§ **WORK ORDER**
The entries must be set down again word for word; no pictures belong in the copy.

§ **DATA FOR REVIEW**
'''

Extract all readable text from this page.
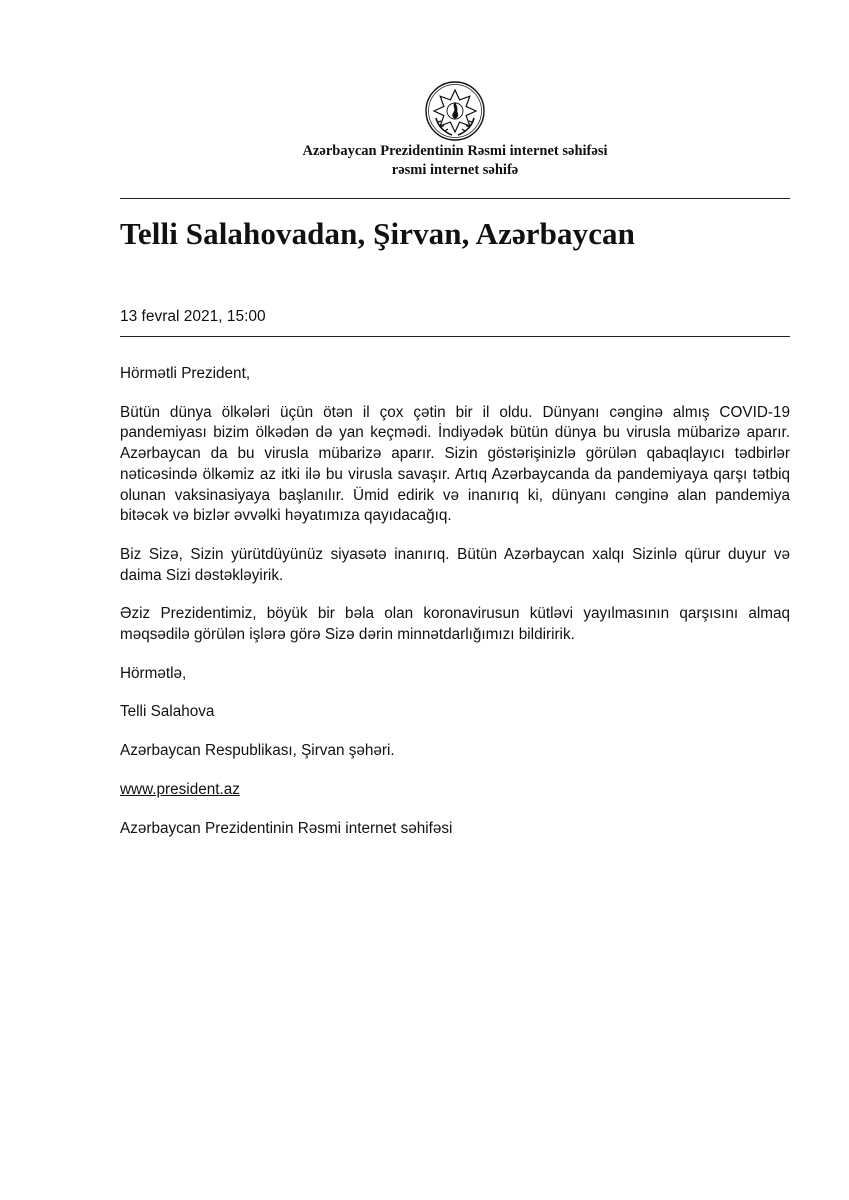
Azərbaycan Prezidentinin Rəsmi internet səhifəsi
rəsmi internet səhifə
Telli Salahovadan, Şirvan, Azərbaycan
13 fevral 2021, 15:00

Hörmətli Prezident,

Bütün dünya ölkələri üçün ötən il çox çətin bir il oldu. Dünyanı cənginə almış COVID-19 pandemiyası bizim ölkədən də yan keçmədi. İndiyədək bütün dünya bu virusla mübarizə aparır. Azərbaycan da bu virusla mübarizə aparır. Sizin göstərişinizlə görülən qabaqlayıcı tədbirlər nəticəsində ölkəmiz az itki ilə bu virusla savaşır. Artıq Azərbaycanda da pandemiyaya qarşı tətbiq olunan vaksinasiyaya başlanılır. Ümid edirik və inanırıq ki, dünyanı cənginə alan pandemiya bitəcək və bizlər əvvəlki həyatımıza qayıdacağıq.

Biz Sizə, Sizin yürütdüyünüz siyasətə inanırıq. Bütün Azərbaycan xalqı Sizinlə qürur duyur və daima Sizi dəstəkləyirik.

Əziz Prezidentimiz, böyük bir bəla olan koronavirusun kütləvi yayılmasının qarşısını almaq məqsədilə görülən işlərə görə Sizə dərin minnətdarlığımızı bildiririk.

Hörmətlə,

Telli Salahova

Azərbaycan Respublikası, Şirvan şəhəri.

www.president.az

Azərbaycan Prezidentinin Rəsmi internet səhifəsi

'''

§ **WRITTEN SOLUTION**
Extract all readable text from this page.
Azərbaycan Prezidentinin Rəsmi internet səhifəsi
rəsmi internet səhifə
Telli Salahovadan, Şirvan, Azərbaycan
13 fevral 2021, 15:00

Hörmətli Prezident,

Bütün dünya ölkələri üçün ötən il çox çətin bir il oldu. Dünyanı cənginə almış COVID-19 pandemiyası bizim ölkədən də yan keçmədi. İndiyədək bütün dünya bu virusla mübarizə aparır. Azərbaycan da bu virusla mübarizə aparır. Sizin göstərişinizlə görülən qabaqlayıcı tədbirlər nəticəsində ölkəmiz az itki ilə bu virusla savaşır. Artıq Azərbaycanda da pandemiyaya qarşı tətbiq olunan vaksinasiyaya başlanılır. Ümid edirik və inanırıq ki, dünyanı cənginə alan pandemiya bitəcək və bizlər əvvəlki həyatımıza qayıdacağıq.

Biz Sizə, Sizin yürütdüyünüz siyasətə inanırıq. Bütün Azərbaycan xalqı Sizinlə qürur duyur və daima Sizi dəstəkləyirik.

Əziz Prezidentimiz, böyük bir bəla olan koronavirusun kütləvi yayılmasının qarşısını almaq məqsədilə görülən işlərə görə Sizə dərin minnətdarlığımızı bildiririk.

Hörmətlə,

Telli Salahova

Azərbaycan Respublikası, Şirvan şəhəri.

www.president.az

Azərbaycan Prezidentinin Rəsmi internet səhifəsi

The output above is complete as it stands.